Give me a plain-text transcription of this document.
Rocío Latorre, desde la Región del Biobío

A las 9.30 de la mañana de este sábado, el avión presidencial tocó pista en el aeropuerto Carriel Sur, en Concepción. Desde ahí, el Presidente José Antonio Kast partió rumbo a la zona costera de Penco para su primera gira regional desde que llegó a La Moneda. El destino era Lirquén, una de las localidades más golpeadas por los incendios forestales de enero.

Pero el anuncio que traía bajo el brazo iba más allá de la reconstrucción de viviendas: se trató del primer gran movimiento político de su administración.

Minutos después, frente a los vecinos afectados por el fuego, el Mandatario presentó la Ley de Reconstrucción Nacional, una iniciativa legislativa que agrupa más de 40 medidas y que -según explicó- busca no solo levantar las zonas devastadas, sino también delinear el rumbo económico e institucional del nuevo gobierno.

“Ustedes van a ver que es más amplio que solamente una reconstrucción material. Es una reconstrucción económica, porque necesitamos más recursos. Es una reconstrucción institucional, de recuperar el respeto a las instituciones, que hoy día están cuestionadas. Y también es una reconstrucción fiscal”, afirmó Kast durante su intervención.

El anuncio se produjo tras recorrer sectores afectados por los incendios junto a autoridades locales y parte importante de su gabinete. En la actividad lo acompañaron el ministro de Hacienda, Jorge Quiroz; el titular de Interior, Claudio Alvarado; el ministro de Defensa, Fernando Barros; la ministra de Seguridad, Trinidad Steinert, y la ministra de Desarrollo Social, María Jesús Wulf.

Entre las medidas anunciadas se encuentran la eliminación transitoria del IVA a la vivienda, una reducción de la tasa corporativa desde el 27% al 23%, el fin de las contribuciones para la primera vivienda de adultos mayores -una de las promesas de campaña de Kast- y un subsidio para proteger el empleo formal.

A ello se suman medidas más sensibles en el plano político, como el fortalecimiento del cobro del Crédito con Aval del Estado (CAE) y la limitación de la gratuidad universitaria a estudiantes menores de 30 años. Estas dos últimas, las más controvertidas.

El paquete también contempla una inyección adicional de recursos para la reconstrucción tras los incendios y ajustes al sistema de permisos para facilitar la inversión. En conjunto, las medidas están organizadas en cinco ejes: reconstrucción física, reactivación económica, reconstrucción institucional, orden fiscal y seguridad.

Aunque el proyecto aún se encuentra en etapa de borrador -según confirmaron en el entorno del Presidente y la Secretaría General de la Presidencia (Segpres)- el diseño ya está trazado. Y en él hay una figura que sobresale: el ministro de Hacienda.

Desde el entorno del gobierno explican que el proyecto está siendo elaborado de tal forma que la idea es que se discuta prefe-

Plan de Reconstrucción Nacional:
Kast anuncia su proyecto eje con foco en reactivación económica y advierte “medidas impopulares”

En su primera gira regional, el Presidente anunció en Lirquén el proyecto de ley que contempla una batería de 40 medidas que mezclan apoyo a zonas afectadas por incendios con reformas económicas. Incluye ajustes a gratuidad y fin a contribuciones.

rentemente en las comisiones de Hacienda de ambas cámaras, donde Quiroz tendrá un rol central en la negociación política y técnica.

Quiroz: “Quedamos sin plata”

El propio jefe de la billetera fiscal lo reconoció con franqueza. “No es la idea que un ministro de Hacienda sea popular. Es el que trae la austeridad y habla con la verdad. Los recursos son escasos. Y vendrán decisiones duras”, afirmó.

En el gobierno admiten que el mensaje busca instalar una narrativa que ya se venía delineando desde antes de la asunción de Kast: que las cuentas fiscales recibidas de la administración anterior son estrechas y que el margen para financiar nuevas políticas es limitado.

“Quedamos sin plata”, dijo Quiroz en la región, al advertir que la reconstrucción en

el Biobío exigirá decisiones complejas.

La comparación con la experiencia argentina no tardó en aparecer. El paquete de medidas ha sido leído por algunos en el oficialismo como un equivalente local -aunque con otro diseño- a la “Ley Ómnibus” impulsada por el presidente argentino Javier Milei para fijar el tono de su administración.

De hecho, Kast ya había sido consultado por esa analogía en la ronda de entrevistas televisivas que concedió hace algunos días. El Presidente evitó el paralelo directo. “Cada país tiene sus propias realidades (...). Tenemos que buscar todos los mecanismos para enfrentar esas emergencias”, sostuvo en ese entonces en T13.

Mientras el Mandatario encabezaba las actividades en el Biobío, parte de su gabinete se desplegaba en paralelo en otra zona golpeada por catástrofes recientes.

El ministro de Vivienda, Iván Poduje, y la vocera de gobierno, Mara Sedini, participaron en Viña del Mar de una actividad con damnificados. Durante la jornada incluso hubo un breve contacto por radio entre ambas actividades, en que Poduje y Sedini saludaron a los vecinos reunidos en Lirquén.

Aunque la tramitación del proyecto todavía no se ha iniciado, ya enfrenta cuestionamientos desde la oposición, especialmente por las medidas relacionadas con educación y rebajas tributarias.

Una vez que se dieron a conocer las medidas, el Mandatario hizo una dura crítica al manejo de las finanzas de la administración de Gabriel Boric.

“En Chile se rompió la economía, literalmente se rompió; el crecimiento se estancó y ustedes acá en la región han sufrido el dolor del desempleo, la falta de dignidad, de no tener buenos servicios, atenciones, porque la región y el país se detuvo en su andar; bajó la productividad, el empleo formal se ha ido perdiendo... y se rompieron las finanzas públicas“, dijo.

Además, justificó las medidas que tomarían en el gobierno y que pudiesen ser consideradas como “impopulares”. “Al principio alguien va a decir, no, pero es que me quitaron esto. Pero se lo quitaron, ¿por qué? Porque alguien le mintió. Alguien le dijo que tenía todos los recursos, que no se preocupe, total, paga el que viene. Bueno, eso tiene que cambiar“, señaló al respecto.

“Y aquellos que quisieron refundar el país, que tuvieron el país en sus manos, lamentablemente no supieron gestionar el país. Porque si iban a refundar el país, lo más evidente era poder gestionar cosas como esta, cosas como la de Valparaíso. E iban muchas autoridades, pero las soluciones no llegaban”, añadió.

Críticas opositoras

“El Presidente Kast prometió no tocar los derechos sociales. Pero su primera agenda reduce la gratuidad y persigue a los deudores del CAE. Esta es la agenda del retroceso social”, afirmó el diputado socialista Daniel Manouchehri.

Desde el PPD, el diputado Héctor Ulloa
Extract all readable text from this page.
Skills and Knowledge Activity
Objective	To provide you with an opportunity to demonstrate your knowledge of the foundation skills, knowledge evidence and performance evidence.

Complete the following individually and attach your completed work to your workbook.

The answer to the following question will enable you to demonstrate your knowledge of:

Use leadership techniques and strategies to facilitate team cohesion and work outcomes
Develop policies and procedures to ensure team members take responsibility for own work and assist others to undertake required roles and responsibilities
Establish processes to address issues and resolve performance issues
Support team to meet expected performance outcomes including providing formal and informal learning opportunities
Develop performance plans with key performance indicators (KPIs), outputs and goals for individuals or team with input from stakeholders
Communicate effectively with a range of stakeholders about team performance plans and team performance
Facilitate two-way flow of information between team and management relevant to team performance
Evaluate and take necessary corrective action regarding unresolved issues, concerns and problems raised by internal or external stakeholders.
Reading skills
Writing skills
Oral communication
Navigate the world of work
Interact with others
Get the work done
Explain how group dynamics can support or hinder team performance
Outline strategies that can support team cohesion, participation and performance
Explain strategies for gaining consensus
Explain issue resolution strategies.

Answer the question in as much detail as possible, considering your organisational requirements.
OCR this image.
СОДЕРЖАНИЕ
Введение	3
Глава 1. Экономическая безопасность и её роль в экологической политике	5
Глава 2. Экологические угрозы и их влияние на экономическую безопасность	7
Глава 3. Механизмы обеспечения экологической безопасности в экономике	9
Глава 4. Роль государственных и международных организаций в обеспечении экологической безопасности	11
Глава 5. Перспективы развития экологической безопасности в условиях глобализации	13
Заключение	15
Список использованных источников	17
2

# # # #

_Task brief_
State the number of lines that contain the string "proyecto", with no other words.

_Written answer_
5